No longer at home in their hometowns
Left-behind children make do without their parents
Gao Lili rarely goes home anymore. In fact, she rarely even refers to it as "home".
For the past three years, the 17-year-old has been the only person living in the shabby, two-story village house her parents own in Henan province.
A pupil at Wenxing School in Gushi county, Henan province, eats dinner. The school only accepts the children of migrant workers. PHOTOS BY XIANG MINGCHAO / CHINA DAILY |
"It's so deserted here," said Gao, explaining that only two other households — a couple in their 80s and a 73-year-old bachelor — still remain. Everyone else has gone, some temporarily for work, some for good.
This scene is fairly typical for a village in Gushi, a poor agricultural county. Its once-abundant labor force left for large cities when the wave of urbanization started in the 1990s. Roughly a third of its 1.7 million residents are now migrant workers.
As a result, the county is home to 186,000 "left-behind children" under the age of 18, with either one or, in most cases, both parents working away from home. They account for half of all students in grades one to nine, according to research by the county branch of the All-China Women's Federation.

* * * * * * * * *

▸ Task instructions
Write out the stretch of the left-behind children article that opens with the words "For the past" and closes with "some for good.", keeping every word and mark unchanged.

* * * * * * * * *

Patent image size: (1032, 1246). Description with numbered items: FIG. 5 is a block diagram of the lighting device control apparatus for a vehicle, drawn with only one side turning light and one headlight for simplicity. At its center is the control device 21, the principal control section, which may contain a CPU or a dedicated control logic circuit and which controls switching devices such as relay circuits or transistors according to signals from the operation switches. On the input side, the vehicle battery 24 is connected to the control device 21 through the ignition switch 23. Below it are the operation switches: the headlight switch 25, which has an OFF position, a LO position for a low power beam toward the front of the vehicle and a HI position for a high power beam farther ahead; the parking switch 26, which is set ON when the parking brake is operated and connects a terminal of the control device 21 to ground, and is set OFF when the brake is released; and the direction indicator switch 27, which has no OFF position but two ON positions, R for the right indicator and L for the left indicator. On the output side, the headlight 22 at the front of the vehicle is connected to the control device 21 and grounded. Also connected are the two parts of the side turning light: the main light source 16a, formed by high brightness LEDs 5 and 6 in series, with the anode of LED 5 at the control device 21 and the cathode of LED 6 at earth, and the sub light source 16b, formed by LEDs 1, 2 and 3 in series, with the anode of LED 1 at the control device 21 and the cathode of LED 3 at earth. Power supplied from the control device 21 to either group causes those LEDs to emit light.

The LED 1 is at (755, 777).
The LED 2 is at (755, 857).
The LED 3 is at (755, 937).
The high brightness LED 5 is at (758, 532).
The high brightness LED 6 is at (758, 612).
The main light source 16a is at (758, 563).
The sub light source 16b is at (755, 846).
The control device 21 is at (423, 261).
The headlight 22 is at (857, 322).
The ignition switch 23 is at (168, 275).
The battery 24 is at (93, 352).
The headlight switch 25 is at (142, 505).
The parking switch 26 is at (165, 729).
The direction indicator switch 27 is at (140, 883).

* * * * * * * * *

▸ Output below
For the past three years, the 17-year-old has been the only person living in the shabby, two-story village house her parents own in Henan province.
A pupil at Wenxing School in Gushi county, Henan province, eats dinner. The school only accepts the children of migrant workers. PHOTOS BY XIANG MINGCHAO / CHINA DAILY |
"It's so deserted here," said Gao, explaining that only two other households — a couple in their 80s and a 73-year-old bachelor — still remain. Everyone else has gone, some temporarily for work, some for good.